> _Given request a_: Retype the stretch of the inverter forum thread from "The FlexBOSS21, which" through "around 360 volts.".

The FlexBOSS21, which has very similar design to the 18Kpv, claims PV to battery at 94.5%. That's a reasonable number and I suspect the 18Kpv is operating around that figure.
All they have to do is type the number 99.9 in the datasheet. See how easy it is to claim something?
Sounds like your "bus 1" is the MPPT output rail and AC inverter input rail. What does it read when there is no PV input and you are using battery to generate AC? I'd expect it to be around 360 volts.
Mike C.
wpns
Solar Joules are catch and release
jorby
Solar Addict
Yup! Same here.
The 250ah were available up until this past oct…
99.9% might be accurate when the PV voltage is the same as the high voltage bus. The 94.5% figure includes the high voltage DC to battery voltage DC conversion.
jorby
Solar Addict
I have been monitoring the 18kpv bus voltages more closely and see that the 400v has gone up as high as 470v when the batteries are full and the mppt allows the pv voltage to rise. So it works like stated below:
I am guessing your string voltage is about the same as mine from the red line on the graph.
My 5 strings to this inverter are all the same at 12 in series and two of the mppt have 2 parallel strings each. They run 400v to 410v at MPP and 470 OCV. While 11 series would initially seem to be "more optimum" as it is closer to the 360v level, I notice that the 400v buss is at 400v all night long when no charging is taking place, and the buss goes up to 425 while pv charging at maximum power.. The only time it is much higher is when lower charge power is being transferred by the mppt because the batteries are full and efficiency is not very important anymore. I don't think I would benefit from rewiring them to a lower voltage. I think if the input was 360v, it would be boosted to 400 or 425 anyhow.

[Stored records]
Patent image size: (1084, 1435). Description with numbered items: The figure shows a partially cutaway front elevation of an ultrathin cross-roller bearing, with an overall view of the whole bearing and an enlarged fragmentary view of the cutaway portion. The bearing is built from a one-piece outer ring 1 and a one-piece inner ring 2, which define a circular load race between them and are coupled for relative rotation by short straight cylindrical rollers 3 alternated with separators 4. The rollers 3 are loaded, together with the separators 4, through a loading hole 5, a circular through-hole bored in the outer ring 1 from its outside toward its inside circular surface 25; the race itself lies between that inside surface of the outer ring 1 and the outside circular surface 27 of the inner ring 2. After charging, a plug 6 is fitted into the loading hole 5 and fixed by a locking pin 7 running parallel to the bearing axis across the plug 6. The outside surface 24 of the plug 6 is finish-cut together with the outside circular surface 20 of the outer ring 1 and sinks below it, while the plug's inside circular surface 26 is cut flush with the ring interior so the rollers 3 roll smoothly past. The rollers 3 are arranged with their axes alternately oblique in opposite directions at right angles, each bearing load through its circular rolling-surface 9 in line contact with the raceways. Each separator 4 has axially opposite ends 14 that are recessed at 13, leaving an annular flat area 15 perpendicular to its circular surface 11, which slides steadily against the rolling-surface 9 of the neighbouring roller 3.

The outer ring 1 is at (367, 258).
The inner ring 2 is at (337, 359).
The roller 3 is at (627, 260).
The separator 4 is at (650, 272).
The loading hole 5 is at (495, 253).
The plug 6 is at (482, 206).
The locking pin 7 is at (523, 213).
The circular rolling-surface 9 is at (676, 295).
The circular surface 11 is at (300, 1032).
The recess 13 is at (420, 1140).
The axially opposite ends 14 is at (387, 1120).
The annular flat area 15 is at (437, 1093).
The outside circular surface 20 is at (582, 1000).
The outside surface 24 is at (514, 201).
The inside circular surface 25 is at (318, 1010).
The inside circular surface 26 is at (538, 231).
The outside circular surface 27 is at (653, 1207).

> _Given request b_: Put the rows, from the first one through the line that contains "The loading hole 5 is at (495, 253).", into a Markdown table with the columns Line No. and Row Text, numbering each line and leaving out blank lines.

> _Correct output a_:
The FlexBOSS21, which has very similar design to the 18Kpv, claims PV to battery at 94.5%. That's a reasonable number and I suspect the 18Kpv is operating around that figure.
All they have to do is type the number 99.9 in the datasheet. See how easy it is to claim something?
Sounds like your "bus 1" is the MPPT output rail and AC inverter input rail. What does it read when there is no PV input and you are using battery to generate AC? I'd expect it to be around 360 volts.

> _Correct output b_:
| Line No. | Row Text |
|---|---|
| 1 | Patent image size: (1084, 1435). Description with numbered items: The figure shows a partially cutaway front elevation of an ultrathin cross-roller bearing, with an overall view of the whole bearing and an enlarged fragmentary view of the cutaway portion. The bearing is built from a one-piece outer ring 1 and a one-piece inner ring 2, which define a circular load race between them and are coupled for relative rotation by short straight cylindrical rollers 3 alternated with separators 4. The rollers 3 are loaded, together with the separators 4, through a loading hole 5, a circular through-hole bored in the outer ring 1 from its outside toward its inside circular surface 25; the race itself lies between that inside surface of the outer ring 1 and the outside circular surface 27 of the inner ring 2. After charging, a plug 6 is fitted into the loading hole 5 and fixed by a locking pin 7 running parallel to the bearing axis across the plug 6. The outside surface 24 of the plug 6 is finish-cut together with the outside circular surface 20 of the outer ring 1 and sinks below it, while the plug's inside circular surface 26 is cut flush with the ring interior so the rollers 3 roll smoothly past. The rollers 3 are arranged with their axes alternately oblique in opposite directions at right angles, each bearing load through its circular rolling-surface 9 in line contact with the raceways. Each separator 4 has axially opposite ends 14 that are recessed at 13, leaving an annular flat area 15 perpendicular to its circular surface 11, which slides steadily against the rolling-surface 9 of the neighbouring roller 3. |
| 2 | The outer ring 1 is at (367, 258). |
| 3 | The inner ring 2 is at (337, 359). |
| 4 | The roller 3 is at (627, 260). |
| 5 | The separator 4 is at (650, 272). |
| 6 | The loading hole 5 is at (495, 253). |